[Work instructions]
Provide an exact copy of the data, excluding the images.

====== Information supplied

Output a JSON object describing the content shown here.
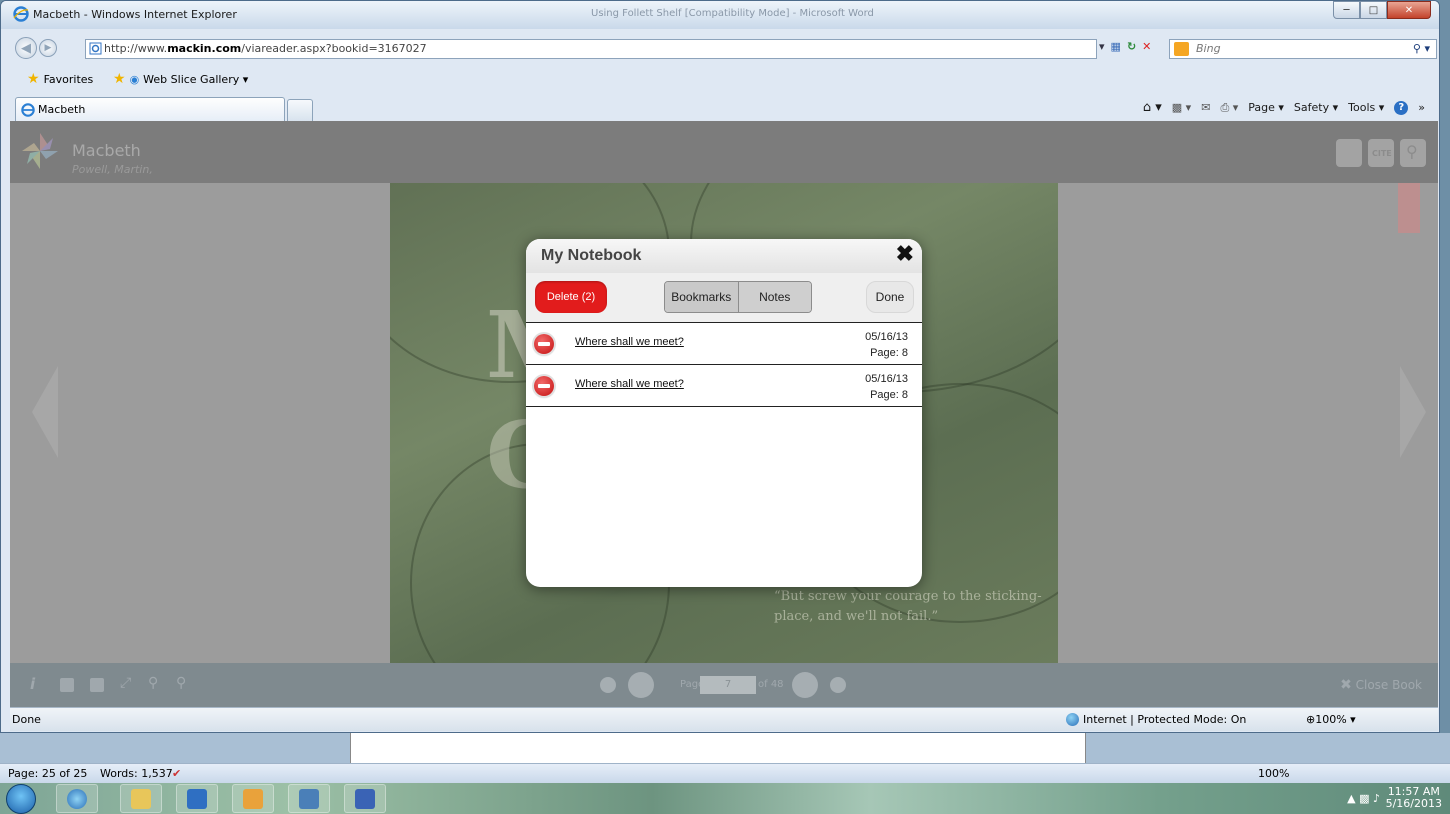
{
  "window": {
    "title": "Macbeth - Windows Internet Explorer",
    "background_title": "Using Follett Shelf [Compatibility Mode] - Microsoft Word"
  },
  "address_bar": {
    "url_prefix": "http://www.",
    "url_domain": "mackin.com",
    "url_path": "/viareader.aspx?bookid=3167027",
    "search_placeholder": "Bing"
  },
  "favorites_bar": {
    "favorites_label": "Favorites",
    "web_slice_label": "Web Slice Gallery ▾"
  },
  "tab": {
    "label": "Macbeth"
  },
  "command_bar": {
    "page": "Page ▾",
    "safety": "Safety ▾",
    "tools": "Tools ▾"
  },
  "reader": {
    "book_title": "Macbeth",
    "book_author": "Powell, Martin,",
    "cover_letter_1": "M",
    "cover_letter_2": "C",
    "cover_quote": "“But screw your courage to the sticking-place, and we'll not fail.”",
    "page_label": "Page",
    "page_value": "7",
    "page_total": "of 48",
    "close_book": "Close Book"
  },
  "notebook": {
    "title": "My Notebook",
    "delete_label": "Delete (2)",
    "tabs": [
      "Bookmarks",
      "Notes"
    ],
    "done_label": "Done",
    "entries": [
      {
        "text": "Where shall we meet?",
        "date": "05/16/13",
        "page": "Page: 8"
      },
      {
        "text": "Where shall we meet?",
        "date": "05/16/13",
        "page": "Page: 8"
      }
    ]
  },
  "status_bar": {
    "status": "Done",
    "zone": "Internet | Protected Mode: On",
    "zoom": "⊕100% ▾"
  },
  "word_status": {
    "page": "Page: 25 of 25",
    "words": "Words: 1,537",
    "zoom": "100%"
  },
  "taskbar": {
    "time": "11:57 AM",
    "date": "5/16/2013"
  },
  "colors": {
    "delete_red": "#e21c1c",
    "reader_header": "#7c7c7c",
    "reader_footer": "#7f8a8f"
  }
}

============

[Solution]
Output a JSON object describing the content shown here.
{
  "window": {
    "title": "Macbeth - Windows Internet Explorer",
    "background_title": "Using Follett Shelf [Compatibility Mode] - Microsoft Word"
  },
  "address_bar": {
    "url_prefix": "http://www.",
    "url_domain": "mackin.com",
    "url_path": "/viareader.aspx?bookid=3167027",
    "search_placeholder": "Bing"
  },
  "favorites_bar": {
    "favorites_label": "Favorites",
    "web_slice_label": "Web Slice Gallery ▾"
  },
  "tab": {
    "label": "Macbeth"
  },
  "command_bar": {
    "page": "Page ▾",
    "safety": "Safety ▾",
    "tools": "Tools ▾"
  },
  "reader": {
    "book_title": "Macbeth",
    "book_author": "Powell, Martin,",
    "cover_letter_1": "M",
    "cover_letter_2": "C",
    "cover_quote": "“But screw your courage to the sticking-place, and we'll not fail.”",
    "page_label": "Page",
    "page_value": "7",
    "page_total": "of 48",
    "close_book": "Close Book"
  },
  "notebook": {
    "title": "My Notebook",
    "delete_label": "Delete (2)",
    "tabs": [
      "Bookmarks",
      "Notes"
    ],
    "done_label": "Done",
    "entries": [
      {
        "text": "Where shall we meet?",
        "date": "05/16/13",
        "page": "Page: 8"
      },
      {
        "text": "Where shall we meet?",
        "date": "05/16/13",
        "page": "Page: 8"
      }
    ]
  },
  "status_bar": {
    "status": "Done",
    "zone": "Internet | Protected Mode: On",
    "zoom": "⊕100% ▾"
  },
  "word_status": {
    "page": "Page: 25 of 25",
    "words": "Words: 1,537",
    "zoom": "100%"
  },
  "taskbar": {
    "time": "11:57 AM",
    "date": "5/16/2013"
  },
  "colors": {
    "delete_red": "#e21c1c",
    "reader_header": "#7c7c7c",
    "reader_footer": "#7f8a8f"
  }
}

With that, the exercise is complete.